**AIM**
Find the lines with "Calculate" in them and copy them out.
DATASET ROWS start
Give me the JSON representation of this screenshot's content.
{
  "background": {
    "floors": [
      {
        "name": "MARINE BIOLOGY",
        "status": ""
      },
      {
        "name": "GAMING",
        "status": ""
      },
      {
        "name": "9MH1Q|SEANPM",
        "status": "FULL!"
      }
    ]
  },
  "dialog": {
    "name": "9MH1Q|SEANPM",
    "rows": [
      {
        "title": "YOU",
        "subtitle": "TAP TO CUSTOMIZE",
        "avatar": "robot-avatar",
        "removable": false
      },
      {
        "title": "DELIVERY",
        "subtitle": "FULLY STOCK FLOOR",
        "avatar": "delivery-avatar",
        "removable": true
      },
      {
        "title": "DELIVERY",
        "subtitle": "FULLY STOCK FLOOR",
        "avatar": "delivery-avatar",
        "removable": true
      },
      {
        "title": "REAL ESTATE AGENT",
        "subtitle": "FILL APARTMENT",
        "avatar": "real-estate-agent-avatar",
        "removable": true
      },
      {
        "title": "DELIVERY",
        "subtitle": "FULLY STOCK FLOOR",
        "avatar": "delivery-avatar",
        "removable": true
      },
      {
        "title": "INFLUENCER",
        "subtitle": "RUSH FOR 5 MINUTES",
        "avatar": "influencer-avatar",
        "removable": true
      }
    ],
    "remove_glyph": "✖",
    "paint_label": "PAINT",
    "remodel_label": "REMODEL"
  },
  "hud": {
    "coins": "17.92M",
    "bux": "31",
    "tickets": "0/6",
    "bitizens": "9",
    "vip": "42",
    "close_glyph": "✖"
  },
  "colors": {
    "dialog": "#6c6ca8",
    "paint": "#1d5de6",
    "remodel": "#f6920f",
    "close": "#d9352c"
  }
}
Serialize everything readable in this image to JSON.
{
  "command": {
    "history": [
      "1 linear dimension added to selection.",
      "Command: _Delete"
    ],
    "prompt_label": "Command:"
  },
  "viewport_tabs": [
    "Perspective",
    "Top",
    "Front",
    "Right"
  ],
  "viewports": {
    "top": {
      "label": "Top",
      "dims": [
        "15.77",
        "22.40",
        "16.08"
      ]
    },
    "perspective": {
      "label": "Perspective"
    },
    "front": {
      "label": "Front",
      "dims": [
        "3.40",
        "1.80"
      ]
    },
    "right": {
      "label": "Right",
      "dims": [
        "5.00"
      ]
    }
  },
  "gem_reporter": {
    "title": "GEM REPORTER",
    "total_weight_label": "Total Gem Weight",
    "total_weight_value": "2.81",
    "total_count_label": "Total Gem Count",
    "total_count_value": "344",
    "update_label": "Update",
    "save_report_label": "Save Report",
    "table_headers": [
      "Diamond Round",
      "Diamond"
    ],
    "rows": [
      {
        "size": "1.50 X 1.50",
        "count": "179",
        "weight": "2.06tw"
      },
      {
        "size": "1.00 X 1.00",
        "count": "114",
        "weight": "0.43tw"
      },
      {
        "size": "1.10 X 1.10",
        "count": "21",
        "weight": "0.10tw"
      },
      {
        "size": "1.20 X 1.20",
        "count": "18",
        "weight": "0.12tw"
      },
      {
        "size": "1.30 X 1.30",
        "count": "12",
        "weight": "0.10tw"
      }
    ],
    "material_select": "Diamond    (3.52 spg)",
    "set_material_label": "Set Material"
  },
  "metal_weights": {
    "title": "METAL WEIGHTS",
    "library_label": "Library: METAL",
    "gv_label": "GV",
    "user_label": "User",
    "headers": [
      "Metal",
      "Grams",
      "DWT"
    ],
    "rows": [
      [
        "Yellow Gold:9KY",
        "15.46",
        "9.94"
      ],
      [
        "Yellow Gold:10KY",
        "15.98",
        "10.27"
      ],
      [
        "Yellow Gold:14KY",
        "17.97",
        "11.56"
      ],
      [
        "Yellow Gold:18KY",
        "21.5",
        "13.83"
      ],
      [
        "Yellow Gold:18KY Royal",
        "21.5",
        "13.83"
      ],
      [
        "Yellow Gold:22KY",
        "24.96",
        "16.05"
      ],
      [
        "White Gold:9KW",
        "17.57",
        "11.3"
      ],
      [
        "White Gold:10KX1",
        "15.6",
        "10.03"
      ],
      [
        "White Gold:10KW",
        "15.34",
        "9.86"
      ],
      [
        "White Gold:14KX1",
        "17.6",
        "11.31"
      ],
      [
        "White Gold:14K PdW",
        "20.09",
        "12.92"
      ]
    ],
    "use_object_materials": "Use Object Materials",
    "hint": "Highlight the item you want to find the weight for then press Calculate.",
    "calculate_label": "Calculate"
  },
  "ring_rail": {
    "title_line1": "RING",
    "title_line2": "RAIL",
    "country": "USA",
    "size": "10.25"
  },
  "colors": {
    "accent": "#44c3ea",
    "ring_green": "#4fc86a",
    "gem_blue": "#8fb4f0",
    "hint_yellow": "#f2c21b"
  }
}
DATASET ROWS end
**COMPLETE RESPONSE**
    "hint": "Highlight the item you want to find the weight for then press Calculate.",
    "calculate_label": "Calculate"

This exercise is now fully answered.